GOAL -
Reproduce the listing below verbatim.

(begin)

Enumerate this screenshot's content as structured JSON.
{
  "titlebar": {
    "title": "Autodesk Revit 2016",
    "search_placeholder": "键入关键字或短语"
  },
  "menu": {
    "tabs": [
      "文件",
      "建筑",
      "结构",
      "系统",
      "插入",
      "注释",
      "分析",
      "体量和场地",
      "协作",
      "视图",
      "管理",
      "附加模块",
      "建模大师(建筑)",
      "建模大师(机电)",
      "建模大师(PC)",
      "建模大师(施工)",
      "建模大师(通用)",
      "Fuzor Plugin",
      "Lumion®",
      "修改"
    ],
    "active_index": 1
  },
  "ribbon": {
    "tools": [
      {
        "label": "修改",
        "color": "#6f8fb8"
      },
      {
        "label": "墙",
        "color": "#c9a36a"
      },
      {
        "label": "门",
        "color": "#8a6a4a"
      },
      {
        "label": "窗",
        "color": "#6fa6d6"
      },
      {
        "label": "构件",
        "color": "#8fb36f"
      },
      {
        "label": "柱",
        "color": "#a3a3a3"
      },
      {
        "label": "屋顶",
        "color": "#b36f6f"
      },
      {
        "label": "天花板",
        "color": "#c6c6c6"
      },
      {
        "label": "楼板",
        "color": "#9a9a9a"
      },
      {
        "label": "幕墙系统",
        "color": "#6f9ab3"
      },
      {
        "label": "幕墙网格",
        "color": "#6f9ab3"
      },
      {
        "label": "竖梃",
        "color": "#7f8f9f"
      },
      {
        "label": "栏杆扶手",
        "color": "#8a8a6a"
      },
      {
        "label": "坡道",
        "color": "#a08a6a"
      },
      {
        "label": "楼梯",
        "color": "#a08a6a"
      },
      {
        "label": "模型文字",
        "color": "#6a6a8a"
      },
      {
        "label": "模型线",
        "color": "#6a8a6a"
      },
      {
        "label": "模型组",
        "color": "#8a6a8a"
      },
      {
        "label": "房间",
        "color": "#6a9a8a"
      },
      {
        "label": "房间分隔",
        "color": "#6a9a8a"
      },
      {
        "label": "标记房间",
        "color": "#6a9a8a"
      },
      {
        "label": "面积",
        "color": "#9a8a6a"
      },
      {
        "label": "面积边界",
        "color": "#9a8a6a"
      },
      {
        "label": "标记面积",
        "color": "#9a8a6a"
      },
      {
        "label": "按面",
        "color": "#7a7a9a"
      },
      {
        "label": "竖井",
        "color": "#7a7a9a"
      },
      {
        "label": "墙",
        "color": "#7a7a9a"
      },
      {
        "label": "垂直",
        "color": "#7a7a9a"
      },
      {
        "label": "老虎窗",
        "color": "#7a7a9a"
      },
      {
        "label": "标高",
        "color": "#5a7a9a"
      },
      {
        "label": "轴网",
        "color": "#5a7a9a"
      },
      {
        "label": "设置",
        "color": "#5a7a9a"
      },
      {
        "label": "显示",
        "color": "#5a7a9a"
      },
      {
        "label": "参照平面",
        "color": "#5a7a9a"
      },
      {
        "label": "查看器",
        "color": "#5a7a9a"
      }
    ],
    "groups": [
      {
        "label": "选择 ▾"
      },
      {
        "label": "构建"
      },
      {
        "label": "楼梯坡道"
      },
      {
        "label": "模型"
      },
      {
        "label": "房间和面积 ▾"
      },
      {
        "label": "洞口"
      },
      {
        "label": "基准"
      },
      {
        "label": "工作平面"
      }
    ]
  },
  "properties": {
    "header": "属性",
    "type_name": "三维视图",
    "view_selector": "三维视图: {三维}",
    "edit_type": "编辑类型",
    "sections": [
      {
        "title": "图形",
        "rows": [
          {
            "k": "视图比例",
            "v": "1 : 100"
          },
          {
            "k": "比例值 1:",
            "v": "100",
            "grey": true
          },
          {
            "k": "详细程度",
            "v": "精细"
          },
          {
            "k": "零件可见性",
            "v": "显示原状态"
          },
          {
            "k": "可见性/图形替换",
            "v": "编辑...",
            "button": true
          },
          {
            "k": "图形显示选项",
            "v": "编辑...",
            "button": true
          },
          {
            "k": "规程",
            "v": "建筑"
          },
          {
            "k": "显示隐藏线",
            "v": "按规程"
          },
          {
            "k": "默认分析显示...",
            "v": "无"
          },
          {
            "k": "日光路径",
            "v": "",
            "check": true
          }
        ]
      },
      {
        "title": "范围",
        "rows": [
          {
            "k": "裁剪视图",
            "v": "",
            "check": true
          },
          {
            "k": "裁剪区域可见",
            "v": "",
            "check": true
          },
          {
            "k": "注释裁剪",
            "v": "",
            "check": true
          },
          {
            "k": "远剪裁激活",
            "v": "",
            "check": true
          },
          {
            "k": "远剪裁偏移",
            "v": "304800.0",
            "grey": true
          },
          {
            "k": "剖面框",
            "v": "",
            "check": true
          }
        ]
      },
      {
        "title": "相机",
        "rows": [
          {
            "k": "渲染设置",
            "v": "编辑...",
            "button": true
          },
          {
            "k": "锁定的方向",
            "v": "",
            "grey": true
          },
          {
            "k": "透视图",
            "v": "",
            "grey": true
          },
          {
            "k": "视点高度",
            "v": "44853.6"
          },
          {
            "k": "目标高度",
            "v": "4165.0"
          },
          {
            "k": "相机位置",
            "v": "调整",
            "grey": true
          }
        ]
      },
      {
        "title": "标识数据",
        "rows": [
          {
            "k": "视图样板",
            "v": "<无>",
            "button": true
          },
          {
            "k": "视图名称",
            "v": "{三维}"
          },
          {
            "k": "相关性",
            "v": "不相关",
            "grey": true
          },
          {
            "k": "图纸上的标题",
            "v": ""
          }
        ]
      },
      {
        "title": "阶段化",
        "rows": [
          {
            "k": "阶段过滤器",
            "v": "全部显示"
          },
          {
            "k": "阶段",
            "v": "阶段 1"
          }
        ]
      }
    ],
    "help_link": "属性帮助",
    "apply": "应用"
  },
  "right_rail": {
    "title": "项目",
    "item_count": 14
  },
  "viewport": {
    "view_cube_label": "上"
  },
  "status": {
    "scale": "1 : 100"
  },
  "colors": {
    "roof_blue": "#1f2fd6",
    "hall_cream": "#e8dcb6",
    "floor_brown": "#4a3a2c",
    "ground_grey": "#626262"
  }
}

(end)

RESULT OF THE TASK -
Enumerate this screenshot's content as structured JSON.
{
  "titlebar": {
    "title": "Autodesk Revit 2016",
    "search_placeholder": "键入关键字或短语"
  },
  "menu": {
    "tabs": [
      "文件",
      "建筑",
      "结构",
      "系统",
      "插入",
      "注释",
      "分析",
      "体量和场地",
      "协作",
      "视图",
      "管理",
      "附加模块",
      "建模大师(建筑)",
      "建模大师(机电)",
      "建模大师(PC)",
      "建模大师(施工)",
      "建模大师(通用)",
      "Fuzor Plugin",
      "Lumion®",
      "修改"
    ],
    "active_index": 1
  },
  "ribbon": {
    "tools": [
      {
        "label": "修改",
        "color": "#6f8fb8"
      },
      {
        "label": "墙",
        "color": "#c9a36a"
      },
      {
        "label": "门",
        "color": "#8a6a4a"
      },
      {
        "label": "窗",
        "color": "#6fa6d6"
      },
      {
        "label": "构件",
        "color": "#8fb36f"
      },
      {
        "label": "柱",
        "color": "#a3a3a3"
      },
      {
        "label": "屋顶",
        "color": "#b36f6f"
      },
      {
        "label": "天花板",
        "color": "#c6c6c6"
      },
      {
        "label": "楼板",
        "color": "#9a9a9a"
      },
      {
        "label": "幕墙系统",
        "color": "#6f9ab3"
      },
      {
        "label": "幕墙网格",
        "color": "#6f9ab3"
      },
      {
        "label": "竖梃",
        "color": "#7f8f9f"
      },
      {
        "label": "栏杆扶手",
        "color": "#8a8a6a"
      },
      {
        "label": "坡道",
        "color": "#a08a6a"
      },
      {
        "label": "楼梯",
        "color": "#a08a6a"
      },
      {
        "label": "模型文字",
        "color": "#6a6a8a"
      },
      {
        "label": "模型线",
        "color": "#6a8a6a"
      },
      {
        "label": "模型组",
        "color": "#8a6a8a"
      },
      {
        "label": "房间",
        "color": "#6a9a8a"
      },
      {
        "label": "房间分隔",
        "color": "#6a9a8a"
      },
      {
        "label": "标记房间",
        "color": "#6a9a8a"
      },
      {
        "label": "面积",
        "color": "#9a8a6a"
      },
      {
        "label": "面积边界",
        "color": "#9a8a6a"
      },
      {
        "label": "标记面积",
        "color": "#9a8a6a"
      },
      {
        "label": "按面",
        "color": "#7a7a9a"
      },
      {
        "label": "竖井",
        "color": "#7a7a9a"
      },
      {
        "label": "墙",
        "color": "#7a7a9a"
      },
      {
        "label": "垂直",
        "color": "#7a7a9a"
      },
      {
        "label": "老虎窗",
        "color": "#7a7a9a"
      },
      {
        "label": "标高",
        "color": "#5a7a9a"
      },
      {
        "label": "轴网",
        "color": "#5a7a9a"
      },
      {
        "label": "设置",
        "color": "#5a7a9a"
      },
      {
        "label": "显示",
        "color": "#5a7a9a"
      },
      {
        "label": "参照平面",
        "color": "#5a7a9a"
      },
      {
        "label": "查看器",
        "color": "#5a7a9a"
      }
    ],
    "groups": [
      {
        "label": "选择 ▾"
      },
      {
        "label": "构建"
      },
      {
        "label": "楼梯坡道"
      },
      {
        "label": "模型"
      },
      {
        "label": "房间和面积 ▾"
      },
      {
        "label": "洞口"
      },
      {
        "label": "基准"
      },
      {
        "label": "工作平面"
      }
    ]
  },
  "properties": {
    "header": "属性",
    "type_name": "三维视图",
    "view_selector": "三维视图: {三维}",
    "edit_type": "编辑类型",
    "sections": [
      {
        "title": "图形",
        "rows": [
          {
            "k": "视图比例",
            "v": "1 : 100"
          },
          {
            "k": "比例值 1:",
            "v": "100",
            "grey": true
          },
          {
            "k": "详细程度",
            "v": "精细"
          },
          {
            "k": "零件可见性",
            "v": "显示原状态"
          },
          {
            "k": "可见性/图形替换",
            "v": "编辑...",
            "button": true
          },
          {
            "k": "图形显示选项",
            "v": "编辑...",
            "button": true
          },
          {
            "k": "规程",
            "v": "建筑"
          },
          {
            "k": "显示隐藏线",
            "v": "按规程"
          },
          {
            "k": "默认分析显示...",
            "v": "无"
          },
          {
            "k": "日光路径",
            "v": "",
            "check": true
          }
        ]
      },
      {
        "title": "范围",
        "rows": [
          {
            "k": "裁剪视图",
            "v": "",
            "check": true
          },
          {
            "k": "裁剪区域可见",
            "v": "",
            "check": true
          },
          {
            "k": "注释裁剪",
            "v": "",
            "check": true
          },
          {
            "k": "远剪裁激活",
            "v": "",
            "check": true
          },
          {
            "k": "远剪裁偏移",
            "v": "304800.0",
            "grey": true
          },
          {
            "k": "剖面框",
            "v": "",
            "check": true
          }
        ]
      },
      {
        "title": "相机",
        "rows": [
          {
            "k": "渲染设置",
            "v": "编辑...",
            "button": true
          },
          {
            "k": "锁定的方向",
            "v": "",
            "grey": true
          },
          {
            "k": "透视图",
            "v": "",
            "grey": true
          },
          {
            "k": "视点高度",
            "v": "44853.6"
          },
          {
            "k": "目标高度",
            "v": "4165.0"
          },
          {
            "k": "相机位置",
            "v": "调整",
            "grey": true
          }
        ]
      },
      {
        "title": "标识数据",
        "rows": [
          {
            "k": "视图样板",
            "v": "<无>",
            "button": true
          },
          {
            "k": "视图名称",
            "v": "{三维}"
          },
          {
            "k": "相关性",
            "v": "不相关",
            "grey": true
          },
          {
            "k": "图纸上的标题",
            "v": ""
          }
        ]
      },
      {
        "title": "阶段化",
        "rows": [
          {
            "k": "阶段过滤器",
            "v": "全部显示"
          },
          {
            "k": "阶段",
            "v": "阶段 1"
          }
        ]
      }
    ],
    "help_link": "属性帮助",
    "apply": "应用"
  },
  "right_rail": {
    "title": "项目",
    "item_count": 14
  },
  "viewport": {
    "view_cube_label": "上"
  },
  "status": {
    "scale": "1 : 100"
  },
  "colors": {
    "roof_blue": "#1f2fd6",
    "hall_cream": "#e8dcb6",
    "floor_brown": "#4a3a2c",
    "ground_grey": "#626262"
  }
}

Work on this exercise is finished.